Written task A: Copy the rows below from the line containing "wholesale-prices-link[interactable]: Показать оптовые" through the line containing "wholesale-prices-label: Показать оптовые", both included.

Supplied text:
On 10/03/2009 09:20 AM, blindfold wrote:
> After about ten minutes or so I got tired of
> the screen still visually reading "Installing voice data on SD card"
> and pressed the home button. Things seemed to work at least partially
> with speech now, and I could navigate my contacts list with the
> entries spoken. Sounds quite good so far, but I feel a bit
> uncomfortable about the possibly unfinished "Installing voice data on
> SD card" part although that most likely has nothing to do with your
> screen reader work and everything with the SVOX installation.
Yeah, I don't actually trigger speech data installation. Ideally it'd be
nice to bundle that with Spiel such that one install rules them all and
the process is somewhat more accessible, but I'm not immediately sure
how to do that.
> I just
> ran Twidroid, and there too I got speech for the UI elements, but not
> for instance the labels alongside the edit boxes.
Yes, this appears to be an API limitation. I get a stream of events, but
can't see a way to get anything more significant. So, for instance, I
might get an event dumping the screen content as an array of Strings,
then events containing the class and content of UI elements that get
focus, but I can't locate the element in the overall hierarchy to make a
guess at its label. This is where my questions about touchscreen access
come in. If you run your finger over non-keyboard-focusable elements,
are they spoken? If labels of text input elements aren't spoken when
focused via the keyboard, is it then possible to find their labels via
the touchscreen and have them read? Not the most ideal, I know, but it'd
at least be something until the API gets more fleshed out in Donut+X.
> Still, it looks like
> you made great progress. Congratulations!!
>
>
Thanks, good to hear. :)
> Next I ran my own fully accessible app, The vOICe for Android, and as
> expected I now got "double speech": every entry in its menu was spoken
> by both a male and a female voice. The speech in The vOICe is still
> based on the "old" Android 1.5 TTS for Android library, so it is not
> so strange that we now get two TTS engines talking at the same time. I
> have not yet started work on the Android 1.6 TTS features that should
> let me drop most of my own accessibility code and avoid this double
> speech output.

Records provided:

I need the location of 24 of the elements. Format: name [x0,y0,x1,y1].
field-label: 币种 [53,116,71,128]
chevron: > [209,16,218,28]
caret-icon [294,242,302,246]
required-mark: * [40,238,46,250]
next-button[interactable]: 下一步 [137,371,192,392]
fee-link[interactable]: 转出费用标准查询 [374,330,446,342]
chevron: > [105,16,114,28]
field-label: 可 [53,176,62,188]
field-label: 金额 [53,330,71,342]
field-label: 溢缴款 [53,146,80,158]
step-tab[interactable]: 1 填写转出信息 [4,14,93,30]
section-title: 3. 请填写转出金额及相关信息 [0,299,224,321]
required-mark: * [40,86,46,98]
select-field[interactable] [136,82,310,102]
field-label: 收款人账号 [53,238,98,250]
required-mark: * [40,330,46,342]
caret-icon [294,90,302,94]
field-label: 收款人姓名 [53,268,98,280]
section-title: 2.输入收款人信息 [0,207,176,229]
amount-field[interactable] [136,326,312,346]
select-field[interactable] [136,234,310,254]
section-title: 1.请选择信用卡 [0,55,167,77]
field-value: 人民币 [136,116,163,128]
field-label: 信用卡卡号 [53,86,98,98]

==

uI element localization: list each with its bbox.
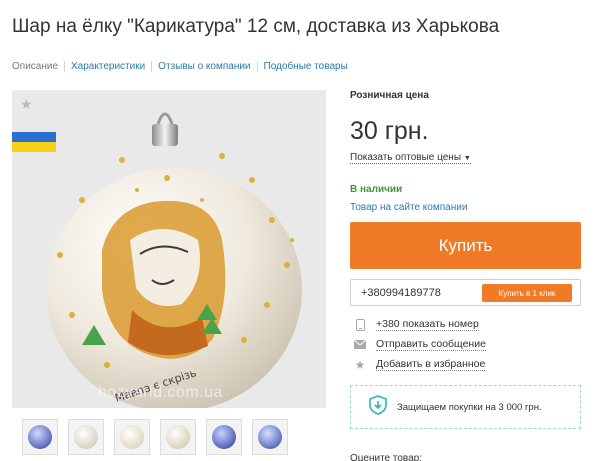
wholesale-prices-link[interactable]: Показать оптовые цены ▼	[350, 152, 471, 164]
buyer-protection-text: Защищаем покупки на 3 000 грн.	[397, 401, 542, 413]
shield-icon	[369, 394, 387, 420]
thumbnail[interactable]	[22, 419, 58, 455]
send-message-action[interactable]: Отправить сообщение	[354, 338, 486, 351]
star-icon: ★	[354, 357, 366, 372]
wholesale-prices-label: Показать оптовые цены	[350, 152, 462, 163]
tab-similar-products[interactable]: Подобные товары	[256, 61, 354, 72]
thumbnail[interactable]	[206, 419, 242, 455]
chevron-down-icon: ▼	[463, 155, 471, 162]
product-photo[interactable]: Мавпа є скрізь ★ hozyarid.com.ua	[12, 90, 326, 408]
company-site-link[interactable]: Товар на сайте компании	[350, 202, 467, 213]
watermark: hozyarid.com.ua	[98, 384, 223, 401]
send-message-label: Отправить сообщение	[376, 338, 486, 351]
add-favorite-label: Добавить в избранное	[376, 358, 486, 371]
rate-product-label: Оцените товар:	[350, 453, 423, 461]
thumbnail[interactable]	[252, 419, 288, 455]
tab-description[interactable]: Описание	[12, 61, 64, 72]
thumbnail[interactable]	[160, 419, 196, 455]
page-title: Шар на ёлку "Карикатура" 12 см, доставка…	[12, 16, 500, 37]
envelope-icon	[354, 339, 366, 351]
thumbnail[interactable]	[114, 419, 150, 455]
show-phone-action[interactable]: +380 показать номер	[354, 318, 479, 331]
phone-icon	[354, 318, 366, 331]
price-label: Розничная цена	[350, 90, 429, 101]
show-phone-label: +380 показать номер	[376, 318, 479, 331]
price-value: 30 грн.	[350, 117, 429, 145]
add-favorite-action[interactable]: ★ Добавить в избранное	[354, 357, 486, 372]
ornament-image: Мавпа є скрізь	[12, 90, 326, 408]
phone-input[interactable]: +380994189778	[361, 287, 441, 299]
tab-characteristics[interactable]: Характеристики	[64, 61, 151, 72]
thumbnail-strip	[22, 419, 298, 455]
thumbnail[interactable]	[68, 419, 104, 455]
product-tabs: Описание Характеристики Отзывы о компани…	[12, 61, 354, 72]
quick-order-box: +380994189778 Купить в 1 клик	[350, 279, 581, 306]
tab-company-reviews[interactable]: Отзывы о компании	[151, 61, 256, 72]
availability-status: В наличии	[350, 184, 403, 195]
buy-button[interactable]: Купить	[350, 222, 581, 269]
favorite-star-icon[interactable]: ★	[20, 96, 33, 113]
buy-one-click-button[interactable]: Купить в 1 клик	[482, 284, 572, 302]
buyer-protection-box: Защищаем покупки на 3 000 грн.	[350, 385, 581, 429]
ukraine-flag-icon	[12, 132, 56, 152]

Written task B: Write out the full email reply about the Android screen reader above, word for word.

Answer A:
wholesale-prices-link[interactable]: Показать оптовые цены ▼	[350, 152, 471, 164]
buyer-protection-text: Защищаем покупки на 3 000 грн.	[397, 401, 542, 413]
shield-icon	[369, 394, 387, 420]
thumbnail[interactable]	[22, 419, 58, 455]
send-message-action[interactable]: Отправить сообщение	[354, 338, 486, 351]
star-icon: ★	[354, 357, 366, 372]
wholesale-prices-label: Показать оптовые цены	[350, 152, 462, 163]

Answer B:
On 10/03/2009 09:20 AM, blindfold wrote:
> After about ten minutes or so I got tired of
> the screen still visually reading "Installing voice data on SD card"
> and pressed the home button. Things seemed to work at least partially
> with speech now, and I could navigate my contacts list with the
> entries spoken. Sounds quite good so far, but I feel a bit
> uncomfortable about the possibly unfinished "Installing voice data on
> SD card" part although that most likely has nothing to do with your
> screen reader work and everything with the SVOX installation.
Yeah, I don't actually trigger speech data installation. Ideally it'd be
nice to bundle that with Spiel such that one install rules them all and
the process is somewhat more accessible, but I'm not immediately sure
how to do that.
> I just
> ran Twidroid, and there too I got speech for the UI elements, but not
> for instance the labels alongside the edit boxes.
Yes, this appears to be an API limitation. I get a stream of events, but
can't see a way to get anything more significant. So, for instance, I
might get an event dumping the screen content as an array of Strings,
then events containing the class and content of UI elements that get
focus, but I can't locate the element in the overall hierarchy to make a
guess at its label. This is where my questions about touchscreen access
come in. If you run your finger over non-keyboard-focusable elements,
are they spoken? If labels of text input elements aren't spoken when
focused via the keyboard, is it then possible to find their labels via
the touchscreen and have them read? Not the most ideal, I know, but it'd
at least be something until the API gets more fleshed out in Donut+X.
> Still, it looks like
> you made great progress. Congratulations!!
>
>
Thanks, good to hear. :)
> Next I ran my own fully accessible app, The vOICe for Android, and as
> expected I now got "double speech": every entry in its menu was spoken
> by both a male and a female voice. The speech in The vOICe is still
> based on the "old" Android 1.5 TTS for Android library, so it is not
> so strange that we now get two TTS engines talking at the same time. I
> have not yet started work on the Android 1.6 TTS features that should
> let me drop most of my own accessibility code and avoid this double
> speech output.